#### Stated task
Find the lines holding "title" and copy them.

#### Dataset rows
==========

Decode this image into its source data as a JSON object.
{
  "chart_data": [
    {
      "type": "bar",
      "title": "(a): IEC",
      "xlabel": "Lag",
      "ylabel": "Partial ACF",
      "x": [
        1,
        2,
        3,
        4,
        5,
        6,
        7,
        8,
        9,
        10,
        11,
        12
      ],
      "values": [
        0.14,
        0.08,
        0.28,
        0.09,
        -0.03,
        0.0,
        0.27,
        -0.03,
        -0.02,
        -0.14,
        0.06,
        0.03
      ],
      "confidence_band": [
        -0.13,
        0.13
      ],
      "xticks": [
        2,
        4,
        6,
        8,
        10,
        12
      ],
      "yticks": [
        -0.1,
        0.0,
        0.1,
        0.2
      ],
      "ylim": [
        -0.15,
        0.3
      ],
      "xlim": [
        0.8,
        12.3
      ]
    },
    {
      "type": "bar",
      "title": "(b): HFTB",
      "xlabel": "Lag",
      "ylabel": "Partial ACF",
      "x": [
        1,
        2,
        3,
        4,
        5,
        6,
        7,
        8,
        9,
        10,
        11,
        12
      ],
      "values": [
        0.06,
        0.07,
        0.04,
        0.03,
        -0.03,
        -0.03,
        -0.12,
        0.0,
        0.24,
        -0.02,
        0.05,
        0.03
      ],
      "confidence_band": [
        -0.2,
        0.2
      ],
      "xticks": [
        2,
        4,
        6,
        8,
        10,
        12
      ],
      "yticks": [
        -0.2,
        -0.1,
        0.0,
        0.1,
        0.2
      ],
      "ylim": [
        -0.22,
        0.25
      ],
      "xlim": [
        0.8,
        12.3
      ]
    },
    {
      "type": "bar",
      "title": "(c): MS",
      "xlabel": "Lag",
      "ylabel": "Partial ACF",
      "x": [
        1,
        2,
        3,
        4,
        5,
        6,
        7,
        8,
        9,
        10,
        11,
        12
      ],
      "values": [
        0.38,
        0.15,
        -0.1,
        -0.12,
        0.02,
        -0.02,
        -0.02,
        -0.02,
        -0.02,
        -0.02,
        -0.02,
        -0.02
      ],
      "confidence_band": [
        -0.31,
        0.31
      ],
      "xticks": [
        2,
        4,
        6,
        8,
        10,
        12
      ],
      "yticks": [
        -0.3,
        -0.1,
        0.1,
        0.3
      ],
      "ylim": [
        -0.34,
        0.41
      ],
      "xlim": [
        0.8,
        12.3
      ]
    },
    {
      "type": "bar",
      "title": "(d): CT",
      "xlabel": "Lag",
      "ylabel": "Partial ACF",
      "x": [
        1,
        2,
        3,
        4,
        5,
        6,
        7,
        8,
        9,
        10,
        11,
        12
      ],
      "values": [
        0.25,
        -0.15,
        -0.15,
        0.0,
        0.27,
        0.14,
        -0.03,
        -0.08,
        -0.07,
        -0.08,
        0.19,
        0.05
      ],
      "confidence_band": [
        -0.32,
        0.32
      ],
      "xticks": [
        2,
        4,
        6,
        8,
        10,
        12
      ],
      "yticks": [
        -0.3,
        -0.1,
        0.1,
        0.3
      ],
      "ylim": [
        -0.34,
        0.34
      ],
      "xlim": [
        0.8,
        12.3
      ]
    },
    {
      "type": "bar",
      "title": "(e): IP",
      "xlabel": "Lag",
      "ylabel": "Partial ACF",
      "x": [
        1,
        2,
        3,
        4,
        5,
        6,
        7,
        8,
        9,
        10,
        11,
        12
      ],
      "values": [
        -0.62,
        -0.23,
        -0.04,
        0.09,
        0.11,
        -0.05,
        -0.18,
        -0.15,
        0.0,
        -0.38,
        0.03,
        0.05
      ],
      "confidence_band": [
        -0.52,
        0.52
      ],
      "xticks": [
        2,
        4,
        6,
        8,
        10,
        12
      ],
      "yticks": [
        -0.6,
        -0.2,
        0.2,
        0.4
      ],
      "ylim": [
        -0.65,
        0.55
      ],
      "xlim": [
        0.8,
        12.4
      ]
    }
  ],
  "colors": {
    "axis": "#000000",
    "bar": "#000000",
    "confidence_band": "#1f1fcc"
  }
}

==========

#### Result
      "title": "(a): IEC",
      "title": "(b): HFTB",
      "title": "(c): MS",
      "title": "(d): CT",
      "title": "(e): IP",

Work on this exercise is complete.